# The task:
Retype the data that follows line by line, exactly, and leave its pictures out.

start

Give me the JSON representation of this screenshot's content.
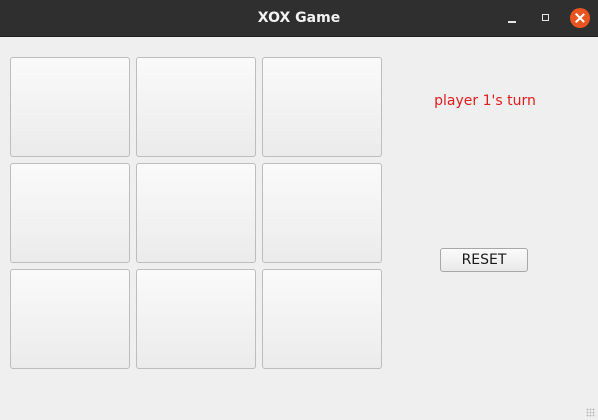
{
  "window": {
    "title": "XOX Game"
  },
  "board": {
    "cells": [
      "",
      "",
      "",
      "",
      "",
      "",
      "",
      "",
      ""
    ]
  },
  "status": {
    "text": "player 1's turn",
    "color": "#e01b1b"
  },
  "controls": {
    "reset_label": "RESET"
  },
  "titlebar_buttons": {
    "close_color": "#e95420"
  }
}
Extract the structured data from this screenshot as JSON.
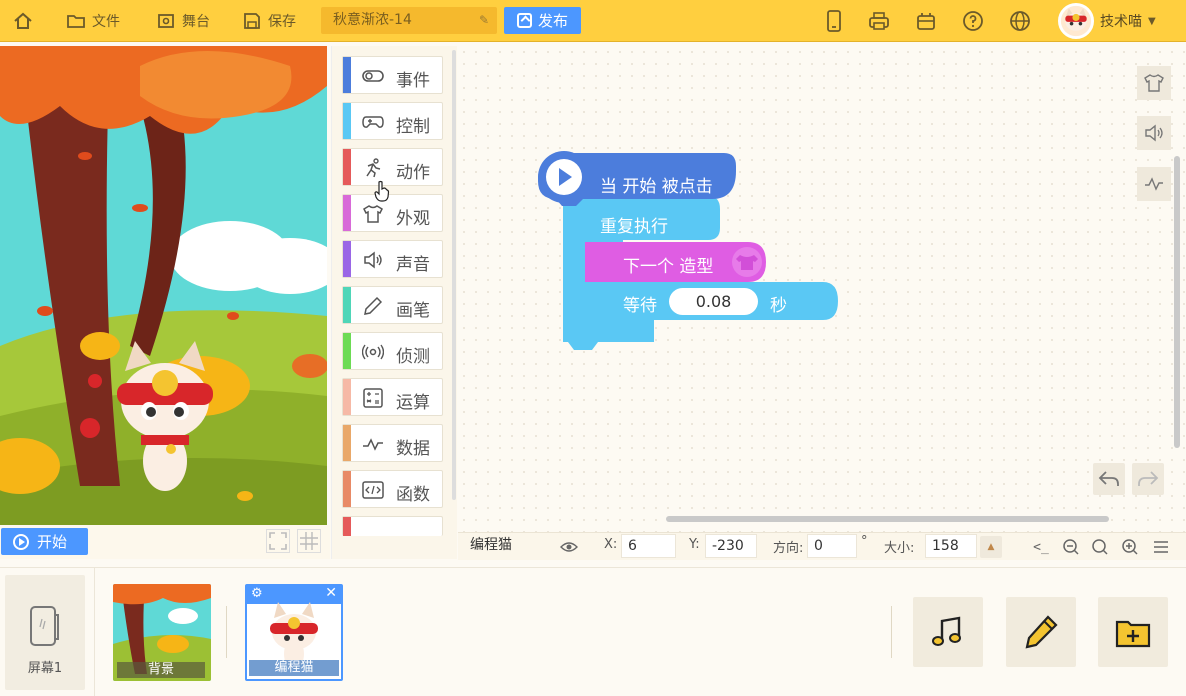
{
  "topbar": {
    "home_label": "",
    "file_label": "文件",
    "stage_label": "舞台",
    "save_label": "保存",
    "project_name": "秋意渐浓-14",
    "publish_label": "发布",
    "username": "技术喵"
  },
  "stage": {
    "start_label": "开始"
  },
  "categories": [
    {
      "label": "事件",
      "color": "#4c7ddc",
      "icon": "toggle-icon"
    },
    {
      "label": "控制",
      "color": "#5ac8f4",
      "icon": "gamepad-icon"
    },
    {
      "label": "动作",
      "color": "#e55a5a",
      "icon": "running-icon"
    },
    {
      "label": "外观",
      "color": "#d86ad8",
      "icon": "shirt-icon"
    },
    {
      "label": "声音",
      "color": "#9a66e6",
      "icon": "speaker-icon"
    },
    {
      "label": "画笔",
      "color": "#4fd6b8",
      "icon": "pencil-icon"
    },
    {
      "label": "侦测",
      "color": "#6ddb54",
      "icon": "radar-icon"
    },
    {
      "label": "运算",
      "color": "#f6b9a6",
      "icon": "calculator-icon"
    },
    {
      "label": "数据",
      "color": "#e9a869",
      "icon": "pulse-icon"
    },
    {
      "label": "函数",
      "color": "#e88a66",
      "icon": "code-icon"
    }
  ],
  "blocks": {
    "when_flag": "当 开始 被点击",
    "repeat": "重复执行",
    "next_costume": "下一个 造型",
    "wait_label": "等待",
    "wait_value": "0.08",
    "wait_unit": "秒"
  },
  "sprite": {
    "name": "编程猫",
    "x_label": "X:",
    "x_value": "6",
    "y_label": "Y:",
    "y_value": "-230",
    "dir_label": "方向:",
    "dir_value": "0",
    "dir_unit": "°",
    "size_label": "大小:",
    "size_value": "158"
  },
  "bottom": {
    "screen_label": "屏幕1",
    "background_label": "背景",
    "sprite_label": "编程猫"
  },
  "colors": {
    "topbar": "#ffcf3f",
    "accent": "#4c97ff",
    "event_block": "#4c7ddc",
    "control_block": "#5ac8f4",
    "looks_block": "#d86ad8"
  }
}
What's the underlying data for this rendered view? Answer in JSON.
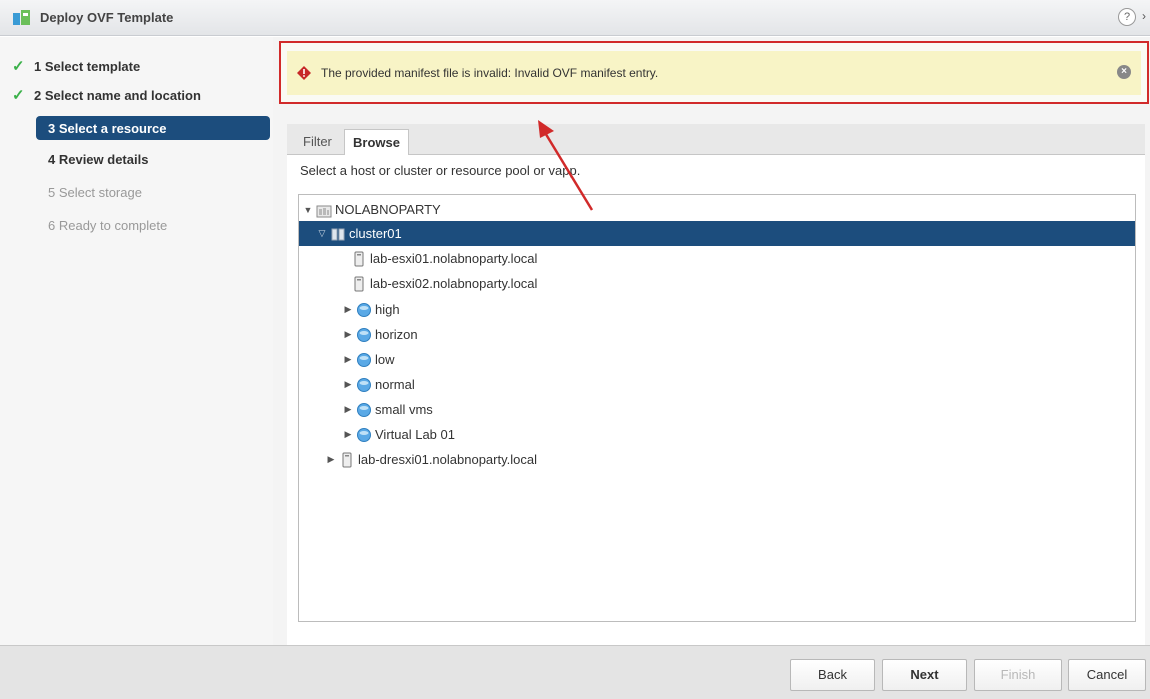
{
  "window": {
    "title": "Deploy OVF Template",
    "help_glyph": "?",
    "more_glyph": "›"
  },
  "steps": [
    {
      "label": "1 Select template",
      "state": "done"
    },
    {
      "label": "2 Select name and location",
      "state": "done"
    },
    {
      "label": "3 Select a resource",
      "state": "active"
    },
    {
      "label": "4 Review details",
      "state": "pending"
    },
    {
      "label": "5 Select storage",
      "state": "disabled"
    },
    {
      "label": "6 Ready to complete",
      "state": "disabled"
    }
  ],
  "error": {
    "message": "The provided manifest file is invalid: Invalid OVF manifest entry.",
    "close_glyph": "×"
  },
  "tabs": {
    "filter": "Filter",
    "browse": "Browse",
    "selected": "Browse"
  },
  "instruction": "Select a host or cluster or resource pool or vapp.",
  "tree": [
    {
      "label": "NOLABNOPARTY",
      "icon": "datacenter-icon",
      "expanded": true
    },
    {
      "label": "cluster01",
      "icon": "cluster-icon",
      "expanded": true,
      "selected": true
    },
    {
      "label": "lab-esxi01.nolabnoparty.local",
      "icon": "host-icon"
    },
    {
      "label": "lab-esxi02.nolabnoparty.local",
      "icon": "host-icon"
    },
    {
      "label": "high",
      "icon": "resource-pool-icon",
      "expanded": false
    },
    {
      "label": "horizon",
      "icon": "resource-pool-icon",
      "expanded": false
    },
    {
      "label": "low",
      "icon": "resource-pool-icon",
      "expanded": false
    },
    {
      "label": "normal",
      "icon": "resource-pool-icon",
      "expanded": false
    },
    {
      "label": "small vms",
      "icon": "resource-pool-icon",
      "expanded": false
    },
    {
      "label": "Virtual Lab 01",
      "icon": "resource-pool-icon",
      "expanded": false
    },
    {
      "label": "lab-dresxi01.nolabnoparty.local",
      "icon": "host-icon",
      "expanded": false
    }
  ],
  "buttons": {
    "back": "Back",
    "next": "Next",
    "finish": "Finish",
    "cancel": "Cancel"
  },
  "colors": {
    "selection": "#1c4d7d",
    "error_border": "#d12a2a",
    "error_background": "#f8f4c6",
    "check": "#3bb14a"
  }
}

end

# Exercise response:
Give me the JSON representation of this screenshot's content.
{
  "window": {
    "title": "XOX Game"
  },
  "board": {
    "cells": [
      "",
      "",
      "",
      "",
      "",
      "",
      "",
      "",
      ""
    ]
  },
  "status": {
    "text": "player 1's turn",
    "color": "#e01b1b"
  },
  "controls": {
    "reset_label": "RESET"
  },
  "titlebar_buttons": {
    "close_color": "#e95420"
  }
}
Extract the structured data from this screenshot as JSON.
{
  "topbar": {
    "home_label": "",
    "file_label": "文件",
    "stage_label": "舞台",
    "save_label": "保存",
    "project_name": "秋意渐浓-14",
    "publish_label": "发布",
    "username": "技术喵"
  },
  "stage": {
    "start_label": "开始"
  },
  "categories": [
    {
      "label": "事件",
      "color": "#4c7ddc",
      "icon": "toggle-icon"
    },
    {
      "label": "控制",
      "color": "#5ac8f4",
      "icon": "gamepad-icon"
    },
    {
      "label": "动作",
      "color": "#e55a5a",
      "icon": "running-icon"
    },
    {
      "label": "外观",
      "color": "#d86ad8",
      "icon": "shirt-icon"
    },
    {
      "label": "声音",
      "color": "#9a66e6",
      "icon": "speaker-icon"
    },
    {
      "label": "画笔",
      "color": "#4fd6b8",
      "icon": "pencil-icon"
    },
    {
      "label": "侦测",
      "color": "#6ddb54",
      "icon": "radar-icon"
    },
    {
      "label": "运算",
      "color": "#f6b9a6",
      "icon": "calculator-icon"
    },
    {
      "label": "数据",
      "color": "#e9a869",
      "icon": "pulse-icon"
    },
    {
      "label": "函数",
      "color": "#e88a66",
      "icon": "code-icon"
    }
  ],
  "blocks": {
    "when_flag": "当 开始 被点击",
    "repeat": "重复执行",
    "next_costume": "下一个 造型",
    "wait_label": "等待",
    "wait_value": "0.08",
    "wait_unit": "秒"
  },
  "sprite": {
    "name": "编程猫",
    "x_label": "X:",
    "x_value": "6",
    "y_label": "Y:",
    "y_value": "-230",
    "dir_label": "方向:",
    "dir_value": "0",
    "dir_unit": "°",
    "size_label": "大小:",
    "size_value": "158"
  },
  "bottom": {
    "screen_label": "屏幕1",
    "background_label": "背景",
    "sprite_label": "编程猫"
  },
  "colors": {
    "topbar": "#ffcf3f",
    "accent": "#4c97ff",
    "event_block": "#4c7ddc",
    "control_block": "#5ac8f4",
    "looks_block": "#d86ad8"
  }
}
What's the underlying data for this rendered view? Answer in JSON.
{
  "window": {
    "title": "Deploy OVF Template",
    "help_glyph": "?",
    "more_glyph": "›"
  },
  "steps": [
    {
      "label": "1 Select template",
      "state": "done"
    },
    {
      "label": "2 Select name and location",
      "state": "done"
    },
    {
      "label": "3 Select a resource",
      "state": "active"
    },
    {
      "label": "4 Review details",
      "state": "pending"
    },
    {
      "label": "5 Select storage",
      "state": "disabled"
    },
    {
      "label": "6 Ready to complete",
      "state": "disabled"
    }
  ],
  "error": {
    "message": "The provided manifest file is invalid: Invalid OVF manifest entry.",
    "close_glyph": "×"
  },
  "tabs": {
    "filter": "Filter",
    "browse": "Browse",
    "selected": "Browse"
  },
  "instruction": "Select a host or cluster or resource pool or vapp.",
  "tree": [
    {
      "label": "NOLABNOPARTY",
      "icon": "datacenter-icon",
      "expanded": true
    },
    {
      "label": "cluster01",
      "icon": "cluster-icon",
      "expanded": true,
      "selected": true
    },
    {
      "label": "lab-esxi01.nolabnoparty.local",
      "icon": "host-icon"
    },
    {
      "label": "lab-esxi02.nolabnoparty.local",
      "icon": "host-icon"
    },
    {
      "label": "high",
      "icon": "resource-pool-icon",
      "expanded": false
    },
    {
      "label": "horizon",
      "icon": "resource-pool-icon",
      "expanded": false
    },
    {
      "label": "low",
      "icon": "resource-pool-icon",
      "expanded": false
    },
    {
      "label": "normal",
      "icon": "resource-pool-icon",
      "expanded": false
    },
    {
      "label": "small vms",
      "icon": "resource-pool-icon",
      "expanded": false
    },
    {
      "label": "Virtual Lab 01",
      "icon": "resource-pool-icon",
      "expanded": false
    },
    {
      "label": "lab-dresxi01.nolabnoparty.local",
      "icon": "host-icon",
      "expanded": false
    }
  ],
  "buttons": {
    "back": "Back",
    "next": "Next",
    "finish": "Finish",
    "cancel": "Cancel"
  },
  "colors": {
    "selection": "#1c4d7d",
    "error_border": "#d12a2a",
    "error_background": "#f8f4c6",
    "check": "#3bb14a"
  }
}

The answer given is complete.